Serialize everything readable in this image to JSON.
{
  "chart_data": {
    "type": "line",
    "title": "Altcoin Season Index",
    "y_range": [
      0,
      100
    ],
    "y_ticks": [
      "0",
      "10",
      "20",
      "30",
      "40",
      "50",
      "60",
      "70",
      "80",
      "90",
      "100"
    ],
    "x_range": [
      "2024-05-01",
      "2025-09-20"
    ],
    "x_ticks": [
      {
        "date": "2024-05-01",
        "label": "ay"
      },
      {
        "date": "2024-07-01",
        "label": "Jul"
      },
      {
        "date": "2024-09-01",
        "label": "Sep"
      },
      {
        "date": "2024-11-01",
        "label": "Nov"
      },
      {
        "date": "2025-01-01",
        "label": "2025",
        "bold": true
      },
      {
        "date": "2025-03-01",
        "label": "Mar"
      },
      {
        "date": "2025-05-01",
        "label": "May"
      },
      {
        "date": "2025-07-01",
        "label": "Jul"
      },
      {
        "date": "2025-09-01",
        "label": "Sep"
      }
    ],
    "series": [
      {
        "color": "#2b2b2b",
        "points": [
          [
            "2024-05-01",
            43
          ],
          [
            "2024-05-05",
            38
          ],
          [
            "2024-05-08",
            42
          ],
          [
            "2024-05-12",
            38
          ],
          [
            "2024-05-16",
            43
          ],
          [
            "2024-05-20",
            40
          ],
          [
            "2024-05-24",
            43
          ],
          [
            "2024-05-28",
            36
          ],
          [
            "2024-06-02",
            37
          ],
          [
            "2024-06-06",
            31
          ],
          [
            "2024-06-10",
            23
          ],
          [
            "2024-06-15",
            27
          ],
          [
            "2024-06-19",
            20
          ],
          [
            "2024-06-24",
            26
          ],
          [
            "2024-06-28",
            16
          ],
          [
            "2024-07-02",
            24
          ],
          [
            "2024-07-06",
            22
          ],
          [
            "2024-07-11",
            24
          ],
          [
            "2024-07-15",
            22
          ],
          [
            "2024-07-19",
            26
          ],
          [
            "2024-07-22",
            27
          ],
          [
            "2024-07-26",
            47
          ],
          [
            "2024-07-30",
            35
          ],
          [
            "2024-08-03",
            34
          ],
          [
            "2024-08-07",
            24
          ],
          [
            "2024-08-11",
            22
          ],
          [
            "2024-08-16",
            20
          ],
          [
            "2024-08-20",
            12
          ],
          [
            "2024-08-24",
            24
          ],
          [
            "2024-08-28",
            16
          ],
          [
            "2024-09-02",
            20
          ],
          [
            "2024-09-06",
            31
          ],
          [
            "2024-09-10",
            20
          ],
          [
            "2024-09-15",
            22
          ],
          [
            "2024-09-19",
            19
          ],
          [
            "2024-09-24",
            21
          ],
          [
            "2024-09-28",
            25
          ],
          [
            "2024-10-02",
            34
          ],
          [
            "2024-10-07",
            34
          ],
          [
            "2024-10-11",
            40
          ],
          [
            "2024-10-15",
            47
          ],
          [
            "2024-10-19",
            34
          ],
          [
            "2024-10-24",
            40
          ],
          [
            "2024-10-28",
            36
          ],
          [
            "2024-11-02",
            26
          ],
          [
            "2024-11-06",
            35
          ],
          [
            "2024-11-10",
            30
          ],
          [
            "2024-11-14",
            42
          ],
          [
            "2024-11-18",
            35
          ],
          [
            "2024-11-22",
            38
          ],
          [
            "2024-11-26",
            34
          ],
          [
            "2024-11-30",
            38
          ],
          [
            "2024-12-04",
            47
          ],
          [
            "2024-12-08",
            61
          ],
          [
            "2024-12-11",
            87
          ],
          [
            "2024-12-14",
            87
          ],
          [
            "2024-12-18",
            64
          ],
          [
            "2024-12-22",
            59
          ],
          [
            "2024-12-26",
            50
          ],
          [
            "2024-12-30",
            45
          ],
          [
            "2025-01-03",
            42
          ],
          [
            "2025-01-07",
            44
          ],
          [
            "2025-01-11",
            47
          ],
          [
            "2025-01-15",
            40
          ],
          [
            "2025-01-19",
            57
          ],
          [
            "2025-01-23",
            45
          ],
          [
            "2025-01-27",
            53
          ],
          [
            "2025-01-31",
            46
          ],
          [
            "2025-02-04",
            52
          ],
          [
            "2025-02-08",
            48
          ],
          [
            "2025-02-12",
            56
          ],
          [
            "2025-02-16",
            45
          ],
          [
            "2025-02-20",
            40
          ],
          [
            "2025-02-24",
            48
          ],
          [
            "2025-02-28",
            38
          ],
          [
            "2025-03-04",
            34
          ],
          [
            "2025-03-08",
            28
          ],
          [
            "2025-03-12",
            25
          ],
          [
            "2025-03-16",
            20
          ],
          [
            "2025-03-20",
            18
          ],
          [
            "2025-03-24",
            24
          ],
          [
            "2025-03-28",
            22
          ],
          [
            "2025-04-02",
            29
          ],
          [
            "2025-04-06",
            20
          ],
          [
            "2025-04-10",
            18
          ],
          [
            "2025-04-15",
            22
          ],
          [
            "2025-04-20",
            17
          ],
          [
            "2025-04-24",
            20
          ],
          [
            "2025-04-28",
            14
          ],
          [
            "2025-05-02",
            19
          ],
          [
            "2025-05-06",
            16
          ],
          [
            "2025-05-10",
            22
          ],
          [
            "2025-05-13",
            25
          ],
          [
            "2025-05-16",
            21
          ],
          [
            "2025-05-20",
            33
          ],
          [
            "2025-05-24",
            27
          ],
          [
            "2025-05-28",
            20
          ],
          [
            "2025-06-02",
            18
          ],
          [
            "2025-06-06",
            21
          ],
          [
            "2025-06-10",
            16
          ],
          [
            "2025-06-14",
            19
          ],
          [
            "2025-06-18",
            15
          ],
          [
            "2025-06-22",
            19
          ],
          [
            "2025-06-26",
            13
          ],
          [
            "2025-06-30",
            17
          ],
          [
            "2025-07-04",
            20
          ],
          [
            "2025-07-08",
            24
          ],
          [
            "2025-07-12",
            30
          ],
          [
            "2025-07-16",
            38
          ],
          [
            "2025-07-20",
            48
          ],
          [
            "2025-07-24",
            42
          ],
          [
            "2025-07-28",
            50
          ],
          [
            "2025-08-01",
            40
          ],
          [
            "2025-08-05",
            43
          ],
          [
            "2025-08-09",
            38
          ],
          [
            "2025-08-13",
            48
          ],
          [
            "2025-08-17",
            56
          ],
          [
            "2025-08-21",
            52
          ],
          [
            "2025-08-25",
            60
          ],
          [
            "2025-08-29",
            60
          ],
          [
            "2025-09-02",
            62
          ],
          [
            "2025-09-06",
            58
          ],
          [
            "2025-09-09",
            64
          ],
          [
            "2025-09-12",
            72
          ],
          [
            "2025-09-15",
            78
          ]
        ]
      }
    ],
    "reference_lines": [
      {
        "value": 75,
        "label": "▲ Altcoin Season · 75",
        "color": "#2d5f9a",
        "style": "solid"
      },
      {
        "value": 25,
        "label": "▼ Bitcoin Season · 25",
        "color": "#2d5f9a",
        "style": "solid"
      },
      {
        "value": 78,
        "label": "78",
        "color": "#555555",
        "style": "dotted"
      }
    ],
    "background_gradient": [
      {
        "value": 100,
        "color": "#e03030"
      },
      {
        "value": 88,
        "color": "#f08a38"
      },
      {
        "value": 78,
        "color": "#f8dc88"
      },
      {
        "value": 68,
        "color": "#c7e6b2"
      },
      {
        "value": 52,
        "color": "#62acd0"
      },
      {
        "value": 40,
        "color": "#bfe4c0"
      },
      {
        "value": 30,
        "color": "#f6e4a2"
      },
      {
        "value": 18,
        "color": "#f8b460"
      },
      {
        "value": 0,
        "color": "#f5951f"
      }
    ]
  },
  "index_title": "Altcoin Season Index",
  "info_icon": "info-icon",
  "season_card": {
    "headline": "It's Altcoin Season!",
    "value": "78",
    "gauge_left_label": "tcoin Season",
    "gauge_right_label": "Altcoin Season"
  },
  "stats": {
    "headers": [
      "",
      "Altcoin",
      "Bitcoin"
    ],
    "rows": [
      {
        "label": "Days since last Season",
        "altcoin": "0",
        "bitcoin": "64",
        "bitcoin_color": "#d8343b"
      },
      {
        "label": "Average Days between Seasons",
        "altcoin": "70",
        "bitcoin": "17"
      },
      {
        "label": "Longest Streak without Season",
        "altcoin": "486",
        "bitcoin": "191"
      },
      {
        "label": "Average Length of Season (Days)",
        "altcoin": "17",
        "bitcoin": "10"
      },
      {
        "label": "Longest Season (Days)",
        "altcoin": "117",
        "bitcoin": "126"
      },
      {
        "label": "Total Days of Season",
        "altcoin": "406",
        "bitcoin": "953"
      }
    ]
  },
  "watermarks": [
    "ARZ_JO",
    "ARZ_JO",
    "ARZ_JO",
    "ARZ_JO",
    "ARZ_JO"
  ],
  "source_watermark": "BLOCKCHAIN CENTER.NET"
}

=======

• AIM:
Copy every line of the listing that contains the word "Longest".

• RESPONSE TO THIS TASK:
        "label": "Longest Streak without Season",
        "label": "Longest Season (Days)",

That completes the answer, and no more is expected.